_EXERCISE INSTRUCTIONS_.
Copy the data below exactly.

[BEGIN DATA SUPPLIED]

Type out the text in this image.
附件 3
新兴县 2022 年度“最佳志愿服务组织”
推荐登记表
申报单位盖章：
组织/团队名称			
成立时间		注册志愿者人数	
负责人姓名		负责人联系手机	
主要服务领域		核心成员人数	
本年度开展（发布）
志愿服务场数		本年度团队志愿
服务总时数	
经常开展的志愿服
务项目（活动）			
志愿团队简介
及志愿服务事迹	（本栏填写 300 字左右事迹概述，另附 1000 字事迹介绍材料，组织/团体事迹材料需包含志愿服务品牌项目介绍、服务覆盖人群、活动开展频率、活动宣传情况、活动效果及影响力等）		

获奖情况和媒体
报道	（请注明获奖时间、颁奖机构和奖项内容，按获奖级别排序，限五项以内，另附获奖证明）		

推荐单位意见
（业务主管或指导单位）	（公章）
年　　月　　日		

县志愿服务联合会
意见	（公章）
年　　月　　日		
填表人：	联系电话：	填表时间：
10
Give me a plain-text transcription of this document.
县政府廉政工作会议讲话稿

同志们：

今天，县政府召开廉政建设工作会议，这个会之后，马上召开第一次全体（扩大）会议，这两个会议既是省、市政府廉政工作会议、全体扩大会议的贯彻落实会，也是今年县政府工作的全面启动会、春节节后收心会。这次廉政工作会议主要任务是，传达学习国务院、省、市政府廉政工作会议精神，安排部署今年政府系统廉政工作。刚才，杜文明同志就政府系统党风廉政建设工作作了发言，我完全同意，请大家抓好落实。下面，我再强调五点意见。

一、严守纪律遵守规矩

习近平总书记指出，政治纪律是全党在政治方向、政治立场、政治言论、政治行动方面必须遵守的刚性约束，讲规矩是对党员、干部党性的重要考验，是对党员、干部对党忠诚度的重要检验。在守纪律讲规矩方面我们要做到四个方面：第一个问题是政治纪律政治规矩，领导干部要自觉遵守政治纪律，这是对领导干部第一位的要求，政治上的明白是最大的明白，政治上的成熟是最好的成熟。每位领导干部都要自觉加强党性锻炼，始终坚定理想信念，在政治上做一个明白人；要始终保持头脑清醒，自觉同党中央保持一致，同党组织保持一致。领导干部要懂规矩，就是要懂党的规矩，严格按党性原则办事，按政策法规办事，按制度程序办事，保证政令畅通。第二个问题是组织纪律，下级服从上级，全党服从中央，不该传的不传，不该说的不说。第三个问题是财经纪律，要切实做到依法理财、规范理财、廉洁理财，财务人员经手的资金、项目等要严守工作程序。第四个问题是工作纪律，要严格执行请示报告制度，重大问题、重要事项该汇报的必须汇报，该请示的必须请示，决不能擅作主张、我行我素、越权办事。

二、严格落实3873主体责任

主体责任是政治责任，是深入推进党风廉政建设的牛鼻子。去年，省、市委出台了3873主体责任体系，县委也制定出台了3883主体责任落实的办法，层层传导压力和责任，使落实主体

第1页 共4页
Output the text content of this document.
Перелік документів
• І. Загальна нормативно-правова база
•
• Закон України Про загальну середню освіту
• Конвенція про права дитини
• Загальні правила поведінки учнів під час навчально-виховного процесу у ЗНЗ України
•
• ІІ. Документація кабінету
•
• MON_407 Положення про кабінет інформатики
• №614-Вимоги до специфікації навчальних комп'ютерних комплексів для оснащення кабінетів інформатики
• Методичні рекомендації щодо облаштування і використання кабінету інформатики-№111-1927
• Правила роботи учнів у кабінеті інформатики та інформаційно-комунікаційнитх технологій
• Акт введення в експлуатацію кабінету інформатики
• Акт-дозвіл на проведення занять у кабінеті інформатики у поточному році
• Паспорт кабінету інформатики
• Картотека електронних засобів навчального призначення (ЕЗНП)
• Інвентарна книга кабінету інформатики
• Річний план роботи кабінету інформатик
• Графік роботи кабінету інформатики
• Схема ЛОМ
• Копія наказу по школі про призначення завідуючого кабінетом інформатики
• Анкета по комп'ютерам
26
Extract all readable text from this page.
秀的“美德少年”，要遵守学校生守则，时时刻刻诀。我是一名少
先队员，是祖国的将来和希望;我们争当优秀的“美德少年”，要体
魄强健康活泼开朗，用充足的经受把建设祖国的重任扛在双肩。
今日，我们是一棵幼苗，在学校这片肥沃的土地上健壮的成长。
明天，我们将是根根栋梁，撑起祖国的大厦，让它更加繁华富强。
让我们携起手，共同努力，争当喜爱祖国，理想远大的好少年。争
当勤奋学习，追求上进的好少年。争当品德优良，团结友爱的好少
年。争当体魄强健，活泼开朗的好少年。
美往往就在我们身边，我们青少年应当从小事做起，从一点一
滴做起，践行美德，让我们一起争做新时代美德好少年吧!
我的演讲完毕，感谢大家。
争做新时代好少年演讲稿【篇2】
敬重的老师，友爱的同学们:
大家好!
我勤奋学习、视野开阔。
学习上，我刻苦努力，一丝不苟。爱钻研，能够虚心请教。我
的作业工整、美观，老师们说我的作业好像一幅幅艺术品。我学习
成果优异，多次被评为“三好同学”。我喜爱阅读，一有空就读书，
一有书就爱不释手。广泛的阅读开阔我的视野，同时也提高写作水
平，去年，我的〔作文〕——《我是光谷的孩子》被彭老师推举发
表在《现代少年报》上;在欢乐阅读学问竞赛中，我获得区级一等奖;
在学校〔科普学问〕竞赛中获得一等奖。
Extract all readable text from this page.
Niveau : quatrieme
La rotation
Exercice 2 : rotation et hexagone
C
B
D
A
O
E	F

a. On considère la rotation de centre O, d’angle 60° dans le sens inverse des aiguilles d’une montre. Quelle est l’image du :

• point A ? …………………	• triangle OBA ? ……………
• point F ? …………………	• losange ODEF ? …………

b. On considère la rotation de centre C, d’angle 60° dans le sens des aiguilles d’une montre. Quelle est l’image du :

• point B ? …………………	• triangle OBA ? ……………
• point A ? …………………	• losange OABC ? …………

[END DATA SUPPLIED]

_WRITTEN RESPONSE_.
Type out the text in this image.
附件 3
新兴县 2022 年度“最佳志愿服务组织”
推荐登记表
申报单位盖章：
组织/团队名称			
成立时间		注册志愿者人数	
负责人姓名		负责人联系手机	
主要服务领域		核心成员人数	
本年度开展（发布）
志愿服务场数		本年度团队志愿
服务总时数	
经常开展的志愿服
务项目（活动）			
志愿团队简介
及志愿服务事迹	（本栏填写 300 字左右事迹概述，另附 1000 字事迹介绍材料，组织/团体事迹材料需包含志愿服务品牌项目介绍、服务覆盖人群、活动开展频率、活动宣传情况、活动效果及影响力等）		

获奖情况和媒体
报道	（请注明获奖时间、颁奖机构和奖项内容，按获奖级别排序，限五项以内，另附获奖证明）		

推荐单位意见
（业务主管或指导单位）	（公章）
年　　月　　日		

县志愿服务联合会
意见	（公章）
年　　月　　日		
填表人：	联系电话：	填表时间：
10
Give me a plain-text transcription of this document.
县政府廉政工作会议讲话稿

同志们：

今天，县政府召开廉政建设工作会议，这个会之后，马上召开第一次全体（扩大）会议，这两个会议既是省、市政府廉政工作会议、全体扩大会议的贯彻落实会，也是今年县政府工作的全面启动会、春节节后收心会。这次廉政工作会议主要任务是，传达学习国务院、省、市政府廉政工作会议精神，安排部署今年政府系统廉政工作。刚才，杜文明同志就政府系统党风廉政建设工作作了发言，我完全同意，请大家抓好落实。下面，我再强调五点意见。

一、严守纪律遵守规矩

习近平总书记指出，政治纪律是全党在政治方向、政治立场、政治言论、政治行动方面必须遵守的刚性约束，讲规矩是对党员、干部党性的重要考验，是对党员、干部对党忠诚度的重要检验。在守纪律讲规矩方面我们要做到四个方面：第一个问题是政治纪律政治规矩，领导干部要自觉遵守政治纪律，这是对领导干部第一位的要求，政治上的明白是最大的明白，政治上的成熟是最好的成熟。每位领导干部都要自觉加强党性锻炼，始终坚定理想信念，在政治上做一个明白人；要始终保持头脑清醒，自觉同党中央保持一致，同党组织保持一致。领导干部要懂规矩，就是要懂党的规矩，严格按党性原则办事，按政策法规办事，按制度程序办事，保证政令畅通。第二个问题是组织纪律，下级服从上级，全党服从中央，不该传的不传，不该说的不说。第三个问题是财经纪律，要切实做到依法理财、规范理财、廉洁理财，财务人员经手的资金、项目等要严守工作程序。第四个问题是工作纪律，要严格执行请示报告制度，重大问题、重要事项该汇报的必须汇报，该请示的必须请示，决不能擅作主张、我行我素、越权办事。

二、严格落实3873主体责任

主体责任是政治责任，是深入推进党风廉政建设的牛鼻子。去年，省、市委出台了3873主体责任体系，县委也制定出台了3883主体责任落实的办法，层层传导压力和责任，使落实主体

第1页 共4页
Output the text content of this document.
Перелік документів
• І. Загальна нормативно-правова база
•
• Закон України Про загальну середню освіту
• Конвенція про права дитини
• Загальні правила поведінки учнів під час навчально-виховного процесу у ЗНЗ України
•
• ІІ. Документація кабінету
•
• MON_407 Положення про кабінет інформатики
• №614-Вимоги до специфікації навчальних комп'ютерних комплексів для оснащення кабінетів інформатики
• Методичні рекомендації щодо облаштування і використання кабінету інформатики-№111-1927
• Правила роботи учнів у кабінеті інформатики та інформаційно-комунікаційнитх технологій
• Акт введення в експлуатацію кабінету інформатики
• Акт-дозвіл на проведення занять у кабінеті інформатики у поточному році
• Паспорт кабінету інформатики
• Картотека електронних засобів навчального призначення (ЕЗНП)
• Інвентарна книга кабінету інформатики
• Річний план роботи кабінету інформатик
• Графік роботи кабінету інформатики
• Схема ЛОМ
• Копія наказу по школі про призначення завідуючого кабінетом інформатики
• Анкета по комп'ютерам
26
Extract all readable text from this page.
秀的“美德少年”，要遵守学校生守则，时时刻刻诀。我是一名少
先队员，是祖国的将来和希望;我们争当优秀的“美德少年”，要体
魄强健康活泼开朗，用充足的经受把建设祖国的重任扛在双肩。
今日，我们是一棵幼苗，在学校这片肥沃的土地上健壮的成长。
明天，我们将是根根栋梁，撑起祖国的大厦，让它更加繁华富强。
让我们携起手，共同努力，争当喜爱祖国，理想远大的好少年。争
当勤奋学习，追求上进的好少年。争当品德优良，团结友爱的好少
年。争当体魄强健，活泼开朗的好少年。
美往往就在我们身边，我们青少年应当从小事做起，从一点一
滴做起，践行美德，让我们一起争做新时代美德好少年吧!
我的演讲完毕，感谢大家。
争做新时代好少年演讲稿【篇2】
敬重的老师，友爱的同学们:
大家好!
我勤奋学习、视野开阔。
学习上，我刻苦努力，一丝不苟。爱钻研，能够虚心请教。我
的作业工整、美观，老师们说我的作业好像一幅幅艺术品。我学习
成果优异，多次被评为“三好同学”。我喜爱阅读，一有空就读书，
一有书就爱不释手。广泛的阅读开阔我的视野，同时也提高写作水
平，去年，我的〔作文〕——《我是光谷的孩子》被彭老师推举发
表在《现代少年报》上;在欢乐阅读学问竞赛中，我获得区级一等奖;
在学校〔科普学问〕竞赛中获得一等奖。
Extract all readable text from this page.
Niveau : quatrieme
La rotation
Exercice 2 : rotation et hexagone
C
B
D
A
O
E	F

a. On considère la rotation de centre O, d’angle 60° dans le sens inverse des aiguilles d’une montre. Quelle est l’image du :

• point A ? …………………	• triangle OBA ? ……………
• point F ? …………………	• losange ODEF ? …………

b. On considère la rotation de centre C, d’angle 60° dans le sens des aiguilles d’une montre. Quelle est l’image du :

• point B ? …………………	• triangle OBA ? ……………
• point A ? …………………	• losange OABC ? …………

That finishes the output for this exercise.